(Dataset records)
---
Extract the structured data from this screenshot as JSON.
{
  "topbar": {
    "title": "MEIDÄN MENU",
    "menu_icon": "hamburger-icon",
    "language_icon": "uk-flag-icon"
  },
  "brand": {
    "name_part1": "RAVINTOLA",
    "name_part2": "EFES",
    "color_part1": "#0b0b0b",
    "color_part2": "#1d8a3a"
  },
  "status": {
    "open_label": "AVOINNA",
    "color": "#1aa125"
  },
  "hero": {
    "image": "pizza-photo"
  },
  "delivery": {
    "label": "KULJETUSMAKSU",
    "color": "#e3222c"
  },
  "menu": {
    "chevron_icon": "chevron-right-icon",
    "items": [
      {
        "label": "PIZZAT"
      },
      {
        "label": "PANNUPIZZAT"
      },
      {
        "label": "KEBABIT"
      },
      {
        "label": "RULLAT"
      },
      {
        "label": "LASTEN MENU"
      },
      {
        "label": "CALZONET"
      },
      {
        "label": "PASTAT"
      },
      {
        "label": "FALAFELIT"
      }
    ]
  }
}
---
» YOUR OBJECTIVE: Print every line of the records exactly. Omit nothing.

» OUTPUT FOR THIS EXERCISE:
Extract the structured data from this screenshot as JSON.
{
  "topbar": {
    "title": "MEIDÄN MENU",
    "menu_icon": "hamburger-icon",
    "language_icon": "uk-flag-icon"
  },
  "brand": {
    "name_part1": "RAVINTOLA",
    "name_part2": "EFES",
    "color_part1": "#0b0b0b",
    "color_part2": "#1d8a3a"
  },
  "status": {
    "open_label": "AVOINNA",
    "color": "#1aa125"
  },
  "hero": {
    "image": "pizza-photo"
  },
  "delivery": {
    "label": "KULJETUSMAKSU",
    "color": "#e3222c"
  },
  "menu": {
    "chevron_icon": "chevron-right-icon",
    "items": [
      {
        "label": "PIZZAT"
      },
      {
        "label": "PANNUPIZZAT"
      },
      {
        "label": "KEBABIT"
      },
      {
        "label": "RULLAT"
      },
      {
        "label": "LASTEN MENU"
      },
      {
        "label": "CALZONET"
      },
      {
        "label": "PASTAT"
      },
      {
        "label": "FALAFELIT"
      }
    ]
  }
}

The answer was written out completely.